> [Given request]:
Copy out each line of the material below that holds the string "image".

> [Exercise materials]:
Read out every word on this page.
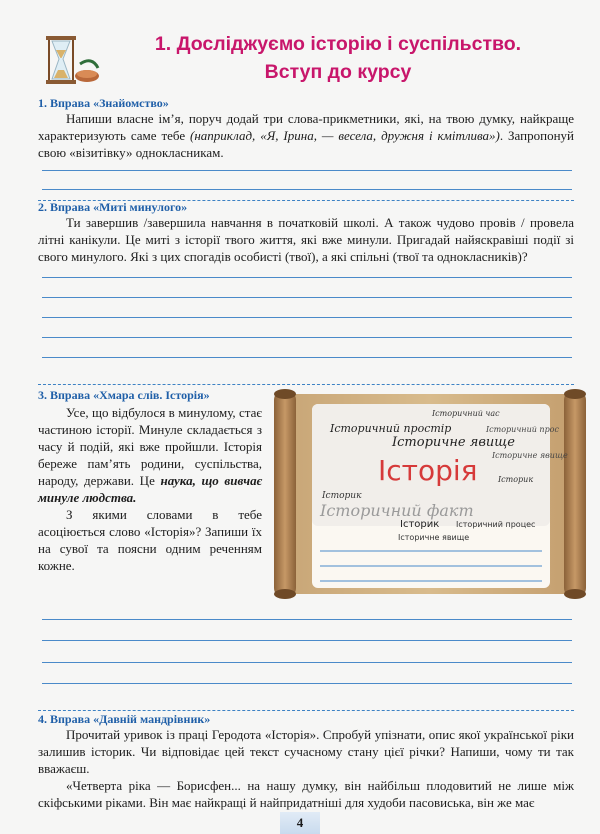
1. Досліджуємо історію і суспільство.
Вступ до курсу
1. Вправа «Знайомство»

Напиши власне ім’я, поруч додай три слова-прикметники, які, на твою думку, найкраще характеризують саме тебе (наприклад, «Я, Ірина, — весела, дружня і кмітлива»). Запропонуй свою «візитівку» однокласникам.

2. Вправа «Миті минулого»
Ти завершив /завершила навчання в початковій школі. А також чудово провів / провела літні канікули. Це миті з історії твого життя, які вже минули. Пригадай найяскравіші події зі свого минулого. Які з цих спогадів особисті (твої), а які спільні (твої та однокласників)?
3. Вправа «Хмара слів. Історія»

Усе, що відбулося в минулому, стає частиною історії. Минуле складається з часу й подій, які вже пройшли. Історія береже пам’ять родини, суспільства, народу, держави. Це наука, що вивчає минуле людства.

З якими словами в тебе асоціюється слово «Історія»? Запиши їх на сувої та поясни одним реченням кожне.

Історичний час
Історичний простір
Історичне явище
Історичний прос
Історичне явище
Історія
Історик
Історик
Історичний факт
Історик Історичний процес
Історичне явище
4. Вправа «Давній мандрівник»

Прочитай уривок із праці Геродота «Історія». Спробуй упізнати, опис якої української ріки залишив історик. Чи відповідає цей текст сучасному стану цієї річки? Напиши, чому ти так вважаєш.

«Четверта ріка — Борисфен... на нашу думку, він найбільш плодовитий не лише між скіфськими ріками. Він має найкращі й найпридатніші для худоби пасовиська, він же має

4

==

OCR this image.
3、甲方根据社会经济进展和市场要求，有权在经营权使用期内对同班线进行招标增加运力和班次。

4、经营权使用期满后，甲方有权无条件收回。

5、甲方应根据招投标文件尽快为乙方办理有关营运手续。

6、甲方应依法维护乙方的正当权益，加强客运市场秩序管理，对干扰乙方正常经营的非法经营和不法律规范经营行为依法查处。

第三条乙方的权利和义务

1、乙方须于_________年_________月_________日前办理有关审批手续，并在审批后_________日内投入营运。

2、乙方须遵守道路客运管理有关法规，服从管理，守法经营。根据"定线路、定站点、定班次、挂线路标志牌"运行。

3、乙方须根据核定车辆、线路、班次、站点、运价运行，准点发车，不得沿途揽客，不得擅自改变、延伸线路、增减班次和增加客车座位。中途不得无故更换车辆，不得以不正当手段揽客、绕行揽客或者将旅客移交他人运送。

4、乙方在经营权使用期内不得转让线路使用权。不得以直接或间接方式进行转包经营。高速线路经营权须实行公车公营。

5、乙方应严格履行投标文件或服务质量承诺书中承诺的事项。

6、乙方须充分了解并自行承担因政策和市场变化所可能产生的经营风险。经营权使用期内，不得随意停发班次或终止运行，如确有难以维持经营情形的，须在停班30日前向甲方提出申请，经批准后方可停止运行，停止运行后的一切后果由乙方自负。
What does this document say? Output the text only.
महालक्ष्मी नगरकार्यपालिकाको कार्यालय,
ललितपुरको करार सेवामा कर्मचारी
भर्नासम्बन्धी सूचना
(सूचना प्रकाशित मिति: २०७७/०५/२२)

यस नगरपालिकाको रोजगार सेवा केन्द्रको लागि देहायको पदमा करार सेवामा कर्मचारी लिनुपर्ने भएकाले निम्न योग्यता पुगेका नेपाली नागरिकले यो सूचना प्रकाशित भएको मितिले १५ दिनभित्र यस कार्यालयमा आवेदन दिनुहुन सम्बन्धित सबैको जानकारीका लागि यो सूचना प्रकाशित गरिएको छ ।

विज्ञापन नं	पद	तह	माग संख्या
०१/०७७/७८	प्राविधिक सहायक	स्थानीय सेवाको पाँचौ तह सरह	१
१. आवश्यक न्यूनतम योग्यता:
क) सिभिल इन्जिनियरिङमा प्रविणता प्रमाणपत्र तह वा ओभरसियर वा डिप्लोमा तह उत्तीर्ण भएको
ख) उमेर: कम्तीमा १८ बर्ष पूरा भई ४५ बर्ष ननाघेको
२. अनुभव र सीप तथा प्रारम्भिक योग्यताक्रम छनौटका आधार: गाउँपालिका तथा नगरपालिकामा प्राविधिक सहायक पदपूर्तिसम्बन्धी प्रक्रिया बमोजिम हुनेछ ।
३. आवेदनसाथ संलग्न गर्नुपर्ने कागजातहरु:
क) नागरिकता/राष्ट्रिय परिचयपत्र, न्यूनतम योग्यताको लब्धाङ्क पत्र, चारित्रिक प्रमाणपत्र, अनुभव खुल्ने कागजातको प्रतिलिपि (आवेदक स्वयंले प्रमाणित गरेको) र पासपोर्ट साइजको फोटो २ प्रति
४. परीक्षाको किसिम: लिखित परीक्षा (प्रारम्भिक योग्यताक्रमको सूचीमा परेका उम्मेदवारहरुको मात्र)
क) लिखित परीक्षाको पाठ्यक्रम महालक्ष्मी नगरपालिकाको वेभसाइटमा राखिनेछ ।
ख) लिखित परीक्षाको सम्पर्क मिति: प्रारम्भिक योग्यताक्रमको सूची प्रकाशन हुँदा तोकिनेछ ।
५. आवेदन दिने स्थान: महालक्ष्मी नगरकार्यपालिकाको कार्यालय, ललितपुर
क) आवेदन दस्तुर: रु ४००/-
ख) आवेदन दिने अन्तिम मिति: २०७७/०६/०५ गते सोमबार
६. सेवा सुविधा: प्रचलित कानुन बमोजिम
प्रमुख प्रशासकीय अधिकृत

---

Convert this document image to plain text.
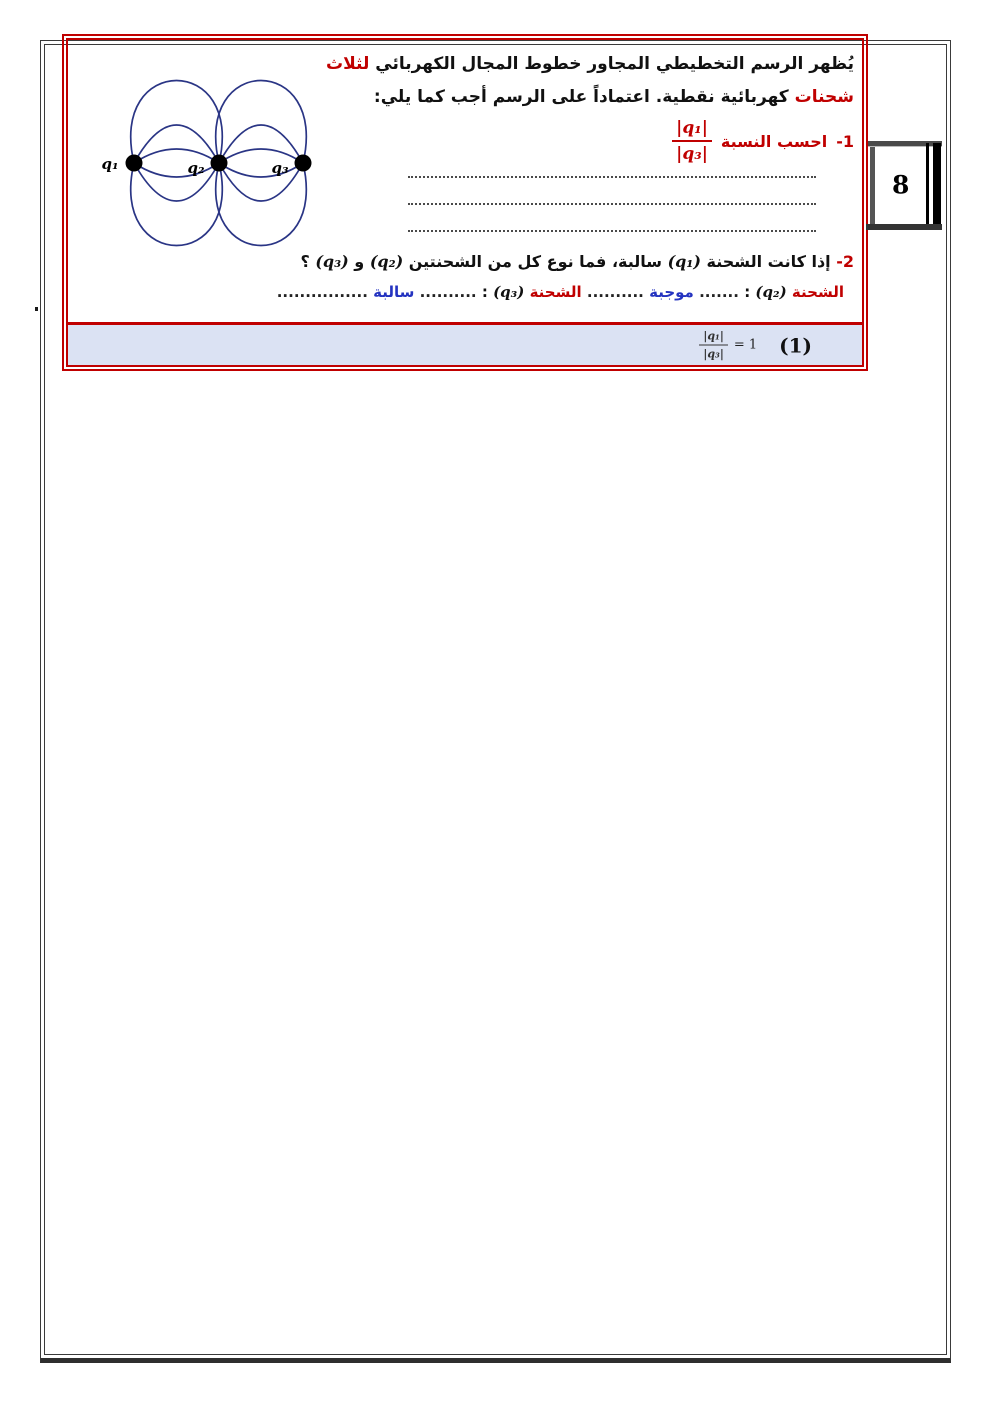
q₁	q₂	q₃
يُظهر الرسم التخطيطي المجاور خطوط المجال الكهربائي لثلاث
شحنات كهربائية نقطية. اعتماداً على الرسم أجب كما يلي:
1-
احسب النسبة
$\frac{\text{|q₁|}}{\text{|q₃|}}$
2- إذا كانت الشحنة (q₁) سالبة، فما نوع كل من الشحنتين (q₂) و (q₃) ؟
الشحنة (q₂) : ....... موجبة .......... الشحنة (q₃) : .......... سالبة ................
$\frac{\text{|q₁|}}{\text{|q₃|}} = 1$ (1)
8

> [Answer]:
OCR this image.
Convert this document image to plain text.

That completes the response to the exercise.